Leonor de Recondo nous fait vivre l’évolution du comportement de l’artiste pendant les quelques mois qu’il va passer là-bas, d’abord hautain et inaccessible aux carriers, au peuple de Carrare, puis lentement apprivoisé, notamment par Michele, un petit garçon hardi qui pourrait être la reproduction de l’enfant Michelangelo, et par Topolino et Chiara, son épouse.
Belle reconstitution de ce que devait être Carrare et la condition des carriers au début du XVI ème siècle et surtout fort questionnement sur l’Art, l’artiste et la création, l’acte de créer, les responsabilités et les affres qui en découlent.
Encore une fois belle sensibilité de la part de Leonor de Recondo.

Michelangelo, Topolino, Cavallino, Michèle et... la montagne de marbre !

10 étoiles

Critique de Frunny (PARIS, Inscrit le 28 décembre 2009, 58 ans) - 19 décembre 2015

Léonor de Récondo (1976- ) est une violoniste et écrivaine française.
Violoniste surdouée, elle est lauréate du concours international de musique baroque Van Wassenaer en 2004.
En 2010, elle entame une carrière d'écrivain en faisant paraître son premier roman, "La Grâce du cyprès blanc". Elle reçoit en 2015, pour son roman "Amours", le prix des libraires et le Grand prix RTL-Lire.
"Pietra viva", parait en 2013.

Un court roman autour de la puissance créatrice d'un génie; Michel-Ange.
Au printemps 1505, le Maestro, qui a déjà produit "la Pietà" et le "David", est au faîte de sa renommée. Il rejoint les carrières de Carrare pour choisir les marbres du futur tombeau du pape.
Une commande comme un révélateur de ce qu'il est au plus profond de lui-même, loin des faux-semblants de Rome.

Une oeuvre magnifique sur tous les plans.
Léonor De Récondo allie poésie, connaissance, magie artistique, émotions humaines, retour à la nature... avec maestria.
J'ai été envoûté, subjugué par tant de beauté, d'intelligence et de sensibilité littéraire.
Cette jeune écrivain est une pépite qui a compris dans son plus for intérieur le sublime et la douleur de la création artistique.
Chapeau bas !!!
Grand merci à Alma pour avoir attiré mon attention sur cette romancière qui a "tout d'une grande" !

Consigne =
Recopiez le passage du texte de lecture allant de "Au printemps 1505, le" jusqu'à "nature... avec maestria.", en remplaçant "Rome" par "Florence". Les lignes de données n'ont aucun rapport avec le texte de lecture.

Extrait de données =
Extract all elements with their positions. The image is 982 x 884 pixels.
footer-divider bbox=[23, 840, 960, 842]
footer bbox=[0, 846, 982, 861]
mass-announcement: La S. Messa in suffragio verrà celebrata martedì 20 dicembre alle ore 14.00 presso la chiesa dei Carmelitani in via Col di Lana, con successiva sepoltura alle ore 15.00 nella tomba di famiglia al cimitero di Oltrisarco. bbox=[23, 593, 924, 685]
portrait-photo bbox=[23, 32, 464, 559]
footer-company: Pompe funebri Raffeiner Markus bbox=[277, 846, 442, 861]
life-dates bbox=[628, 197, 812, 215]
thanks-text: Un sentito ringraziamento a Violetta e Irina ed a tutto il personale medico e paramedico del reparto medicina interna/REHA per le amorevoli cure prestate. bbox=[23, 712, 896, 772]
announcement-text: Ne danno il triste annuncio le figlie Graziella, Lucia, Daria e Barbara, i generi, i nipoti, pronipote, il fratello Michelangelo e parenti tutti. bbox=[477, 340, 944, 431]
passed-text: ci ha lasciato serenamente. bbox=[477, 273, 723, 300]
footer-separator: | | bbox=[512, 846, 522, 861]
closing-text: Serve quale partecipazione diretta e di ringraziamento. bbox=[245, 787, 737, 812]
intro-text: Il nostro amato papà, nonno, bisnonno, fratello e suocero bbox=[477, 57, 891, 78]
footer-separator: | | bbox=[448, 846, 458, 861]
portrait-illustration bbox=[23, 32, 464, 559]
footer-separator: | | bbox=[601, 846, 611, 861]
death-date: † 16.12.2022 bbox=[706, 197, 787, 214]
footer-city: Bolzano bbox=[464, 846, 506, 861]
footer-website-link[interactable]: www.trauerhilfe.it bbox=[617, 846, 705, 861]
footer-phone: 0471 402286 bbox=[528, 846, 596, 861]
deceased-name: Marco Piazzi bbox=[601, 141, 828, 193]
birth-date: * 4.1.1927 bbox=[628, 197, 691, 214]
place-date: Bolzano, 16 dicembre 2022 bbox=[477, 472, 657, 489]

Réponse =
Au printemps 1505, le Maestro, qui a déjà produit "la Pietà" et le "David", est au faîte de sa renommée. Il rejoint les carrières de Carrare pour choisir les marbres du futur tombeau du pape.
Une commande comme un révélateur de ce qu'il est au plus profond de lui-même, loin des faux-semblants de Florence.

Une oeuvre magnifique sur tous les plans.
Léonor De Récondo allie poésie, connaissance, magie artistique, émotions humaines, retour à la nature... avec maestria.